» **Problem**: Convert every line in all of the rows below into a JSON list of strings, with one string per line and no blank lines.

» **Given data**:
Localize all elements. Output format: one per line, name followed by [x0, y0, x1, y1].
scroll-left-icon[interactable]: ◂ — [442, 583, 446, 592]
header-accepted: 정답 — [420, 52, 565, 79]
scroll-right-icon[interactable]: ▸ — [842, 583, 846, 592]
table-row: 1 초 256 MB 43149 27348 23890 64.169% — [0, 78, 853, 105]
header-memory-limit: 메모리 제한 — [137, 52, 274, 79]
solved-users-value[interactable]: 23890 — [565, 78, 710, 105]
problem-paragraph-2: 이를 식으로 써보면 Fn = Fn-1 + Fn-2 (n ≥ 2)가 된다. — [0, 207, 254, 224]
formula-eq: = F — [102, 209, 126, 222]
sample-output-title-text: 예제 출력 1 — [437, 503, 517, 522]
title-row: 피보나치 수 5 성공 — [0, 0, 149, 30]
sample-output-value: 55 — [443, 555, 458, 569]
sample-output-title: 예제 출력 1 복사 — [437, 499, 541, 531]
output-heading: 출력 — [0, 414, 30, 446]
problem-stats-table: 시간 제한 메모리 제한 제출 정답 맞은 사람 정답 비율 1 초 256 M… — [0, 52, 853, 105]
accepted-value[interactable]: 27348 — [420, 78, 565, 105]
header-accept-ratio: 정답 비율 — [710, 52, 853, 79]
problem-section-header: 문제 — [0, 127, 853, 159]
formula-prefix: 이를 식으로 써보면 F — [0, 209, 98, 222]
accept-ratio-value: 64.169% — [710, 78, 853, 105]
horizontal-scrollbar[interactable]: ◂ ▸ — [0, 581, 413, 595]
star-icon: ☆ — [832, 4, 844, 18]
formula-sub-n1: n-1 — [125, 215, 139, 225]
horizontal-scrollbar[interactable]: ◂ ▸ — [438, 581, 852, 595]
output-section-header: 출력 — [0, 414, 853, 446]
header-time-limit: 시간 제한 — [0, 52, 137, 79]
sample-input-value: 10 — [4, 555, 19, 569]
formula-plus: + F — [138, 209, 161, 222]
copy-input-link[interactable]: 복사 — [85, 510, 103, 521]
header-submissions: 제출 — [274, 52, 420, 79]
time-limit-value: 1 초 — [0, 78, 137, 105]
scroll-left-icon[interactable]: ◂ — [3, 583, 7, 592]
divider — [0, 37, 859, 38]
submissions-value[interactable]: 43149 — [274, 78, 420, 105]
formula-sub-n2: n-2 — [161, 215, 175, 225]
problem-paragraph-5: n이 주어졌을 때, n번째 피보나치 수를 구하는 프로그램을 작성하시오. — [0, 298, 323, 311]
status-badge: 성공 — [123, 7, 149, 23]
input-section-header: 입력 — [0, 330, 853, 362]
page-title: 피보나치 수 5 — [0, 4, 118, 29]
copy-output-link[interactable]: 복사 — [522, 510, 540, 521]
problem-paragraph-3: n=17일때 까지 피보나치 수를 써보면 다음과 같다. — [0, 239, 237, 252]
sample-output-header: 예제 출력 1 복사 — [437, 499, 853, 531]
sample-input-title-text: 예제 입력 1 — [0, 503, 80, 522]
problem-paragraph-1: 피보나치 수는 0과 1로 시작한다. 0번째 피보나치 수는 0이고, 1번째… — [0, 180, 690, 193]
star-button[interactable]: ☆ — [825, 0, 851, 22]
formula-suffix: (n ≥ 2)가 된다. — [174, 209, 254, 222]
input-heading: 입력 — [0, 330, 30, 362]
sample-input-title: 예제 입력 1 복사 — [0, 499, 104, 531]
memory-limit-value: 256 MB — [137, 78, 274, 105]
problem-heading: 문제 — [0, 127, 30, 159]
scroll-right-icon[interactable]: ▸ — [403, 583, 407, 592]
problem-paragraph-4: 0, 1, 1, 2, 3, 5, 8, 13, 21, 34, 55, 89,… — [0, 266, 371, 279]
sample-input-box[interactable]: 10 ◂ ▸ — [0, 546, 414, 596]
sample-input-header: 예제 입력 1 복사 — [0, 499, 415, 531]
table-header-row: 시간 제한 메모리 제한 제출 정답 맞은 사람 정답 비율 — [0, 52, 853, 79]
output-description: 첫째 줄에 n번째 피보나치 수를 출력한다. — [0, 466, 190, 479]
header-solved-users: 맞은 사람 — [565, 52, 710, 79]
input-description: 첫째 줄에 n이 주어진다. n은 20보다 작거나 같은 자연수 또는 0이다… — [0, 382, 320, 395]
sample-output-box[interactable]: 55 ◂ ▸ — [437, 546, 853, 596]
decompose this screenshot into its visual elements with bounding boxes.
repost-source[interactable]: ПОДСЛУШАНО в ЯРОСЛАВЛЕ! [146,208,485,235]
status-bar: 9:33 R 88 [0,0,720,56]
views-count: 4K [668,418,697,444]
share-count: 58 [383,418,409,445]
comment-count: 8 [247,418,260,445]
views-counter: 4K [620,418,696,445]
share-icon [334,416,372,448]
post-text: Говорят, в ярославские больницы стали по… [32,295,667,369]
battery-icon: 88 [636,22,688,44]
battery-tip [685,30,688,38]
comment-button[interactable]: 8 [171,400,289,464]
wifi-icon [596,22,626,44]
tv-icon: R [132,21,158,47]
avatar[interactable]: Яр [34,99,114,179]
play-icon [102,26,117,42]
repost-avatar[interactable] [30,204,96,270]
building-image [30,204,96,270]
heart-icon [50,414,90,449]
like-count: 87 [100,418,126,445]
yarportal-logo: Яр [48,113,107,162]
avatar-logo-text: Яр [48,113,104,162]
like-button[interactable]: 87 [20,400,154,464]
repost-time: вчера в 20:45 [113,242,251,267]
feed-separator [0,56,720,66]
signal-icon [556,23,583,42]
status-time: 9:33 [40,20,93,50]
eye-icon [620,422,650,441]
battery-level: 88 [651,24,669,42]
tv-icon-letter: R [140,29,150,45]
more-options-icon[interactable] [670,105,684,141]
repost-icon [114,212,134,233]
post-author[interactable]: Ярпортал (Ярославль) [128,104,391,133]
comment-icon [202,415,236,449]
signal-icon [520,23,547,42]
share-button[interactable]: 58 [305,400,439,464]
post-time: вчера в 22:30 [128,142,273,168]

» **Output of the task**:
[
  "Localize all elements. Output format: one per line, name followed by [x0, y0, x1, y1].",
  "scroll-left-icon[interactable]: ◂ — [442, 583, 446, 592]",
  "header-accepted: 정답 — [420, 52, 565, 79]",
  "scroll-right-icon[interactable]: ▸ — [842, 583, 846, 592]",
  "table-row: 1 초 256 MB 43149 27348 23890 64.169% — [0, 78, 853, 105]",
  "header-memory-limit: 메모리 제한 — [137, 52, 274, 79]",
  "solved-users-value[interactable]: 23890 — [565, 78, 710, 105]",
  "problem-paragraph-2: 이를 식으로 써보면 Fn = Fn-1 + Fn-2 (n ≥ 2)가 된다. — [0, 207, 254, 224]",
  "formula-eq: = F — [102, 209, 126, 222]",
  "sample-output-title-text: 예제 출력 1 — [437, 503, 517, 522]",
  "title-row: 피보나치 수 5 성공 — [0, 0, 149, 30]",
  "sample-output-value: 55 — [443, 555, 458, 569]",
  "sample-output-title: 예제 출력 1 복사 — [437, 499, 541, 531]",
  "output-heading: 출력 — [0, 414, 30, 446]",
  "problem-stats-table: 시간 제한 메모리 제한 제출 정답 맞은 사람 정답 비율 1 초 256 M… — [0, 52, 853, 105]",
  "accepted-value[interactable]: 27348 — [420, 78, 565, 105]",
  "header-accept-ratio: 정답 비율 — [710, 52, 853, 79]",
  "problem-section-header: 문제 — [0, 127, 853, 159]",
  "formula-prefix: 이를 식으로 써보면 F — [0, 209, 98, 222]",
  "accept-ratio-value: 64.169% — [710, 78, 853, 105]",
  "horizontal-scrollbar[interactable]: ◂ ▸ — [0, 581, 413, 595]",
  "star-icon: ☆ — [832, 4, 844, 18]",
  "formula-sub-n1: n-1 — [125, 215, 139, 225]",
  "horizontal-scrollbar[interactable]: ◂ ▸ — [438, 581, 852, 595]",
  "output-section-header: 출력 — [0, 414, 853, 446]",
  "header-time-limit: 시간 제한 — [0, 52, 137, 79]",
  "sample-input-value: 10 — [4, 555, 19, 569]",
  "formula-plus: + F — [138, 209, 161, 222]",
  "copy-input-link[interactable]: 복사 — [85, 510, 103, 521]",
  "header-submissions: 제출 — [274, 52, 420, 79]",
  "time-limit-value: 1 초 — [0, 78, 137, 105]",
  "scroll-left-icon[interactable]: ◂ — [3, 583, 7, 592]",
  "divider — [0, 37, 859, 38]",
  "submissions-value[interactable]: 43149 — [274, 78, 420, 105]",
  "formula-sub-n2: n-2 — [161, 215, 175, 225]",
  "problem-paragraph-5: n이 주어졌을 때, n번째 피보나치 수를 구하는 프로그램을 작성하시오. — [0, 298, 323, 311]",
  "status-badge: 성공 — [123, 7, 149, 23]",
  "input-section-header: 입력 — [0, 330, 853, 362]",
  "page-title: 피보나치 수 5 — [0, 4, 118, 29]",
  "copy-output-link[interactable]: 복사 — [522, 510, 540, 521]",
  "problem-paragraph-3: n=17일때 까지 피보나치 수를 써보면 다음과 같다. — [0, 239, 237, 252]",
  "sample-output-header: 예제 출력 1 복사 — [437, 499, 853, 531]",
  "sample-input-title-text: 예제 입력 1 — [0, 503, 80, 522]",
  "problem-paragraph-1: 피보나치 수는 0과 1로 시작한다. 0번째 피보나치 수는 0이고, 1번째… — [0, 180, 690, 193]",
  "star-button[interactable]: ☆ — [825, 0, 851, 22]",
  "formula-suffix: (n ≥ 2)가 된다. — [174, 209, 254, 222]",
  "input-heading: 입력 — [0, 330, 30, 362]",
  "sample-input-title: 예제 입력 1 복사 — [0, 499, 104, 531]",
  "memory-limit-value: 256 MB — [137, 78, 274, 105]",
  "problem-heading: 문제 — [0, 127, 30, 159]",
  "scroll-right-icon[interactable]: ▸ — [403, 583, 407, 592]",
  "problem-paragraph-4: 0, 1, 1, 2, 3, 5, 8, 13, 21, 34, 55, 89,… — [0, 266, 371, 279]",
  "sample-input-box[interactable]: 10 ◂ ▸ — [0, 546, 414, 596]",
  "sample-input-header: 예제 입력 1 복사 — [0, 499, 415, 531]",
  "table-header-row: 시간 제한 메모리 제한 제출 정답 맞은 사람 정답 비율 — [0, 52, 853, 79]",
  "output-description: 첫째 줄에 n번째 피보나치 수를 출력한다. — [0, 466, 190, 479]",
  "header-solved-users: 맞은 사람 — [565, 52, 710, 79]",
  "input-description: 첫째 줄에 n이 주어진다. n은 20보다 작거나 같은 자연수 또는 0이다… — [0, 382, 320, 395]",
  "sample-output-box[interactable]: 55 ◂ ▸ — [437, 546, 853, 596]",
  "decompose this screenshot into its visual elements with bounding boxes.",
  "repost-source[interactable]: ПОДСЛУШАНО в ЯРОСЛАВЛЕ! [146,208,485,235]",
  "status-bar: 9:33 R 88 [0,0,720,56]",
  "views-count: 4K [668,418,697,444]",
  "share-count: 58 [383,418,409,445]",
  "comment-count: 8 [247,418,260,445]",
  "views-counter: 4K [620,418,696,445]",
  "share-icon [334,416,372,448]",
  "post-text: Говорят, в ярославские больницы стали по… [32,295,667,369]",
  "battery-icon: 88 [636,22,688,44]",
  "battery-tip [685,30,688,38]",
  "comment-button[interactable]: 8 [171,400,289,464]",
  "wifi-icon [596,22,626,44]",
  "tv-icon: R [132,21,158,47]",
  "avatar[interactable]: Яр [34,99,114,179]",
  "play-icon [102,26,117,42]",
  "repost-avatar[interactable] [30,204,96,270]",
  "building-image [30,204,96,270]",
  "heart-icon [50,414,90,449]",
  "like-count: 87 [100,418,126,445]",
  "yarportal-logo: Яр [48,113,107,162]",
  "avatar-logo-text: Яр [48,113,104,162]",
  "like-button[interactable]: 87 [20,400,154,464]",
  "repost-time: вчера в 20:45 [113,242,251,267]",
  "feed-separator [0,56,720,66]",
  "signal-icon [556,23,583,42]",
  "status-time: 9:33 [40,20,93,50]",
  "eye-icon [620,422,650,441]",
  "battery-level: 88 [651,24,669,42]",
  "tv-icon-letter: R [140,29,150,45]",
  "more-options-icon[interactable] [670,105,684,141]",
  "repost-icon [114,212,134,233]",
  "post-author[interactable]: Ярпортал (Ярославль) [128,104,391,133]",
  "comment-icon [202,415,236,449]",
  "signal-icon [520,23,547,42]",
  "share-button[interactable]: 58 [305,400,439,464]",
  "post-time: вчера в 22:30 [128,142,273,168]"
]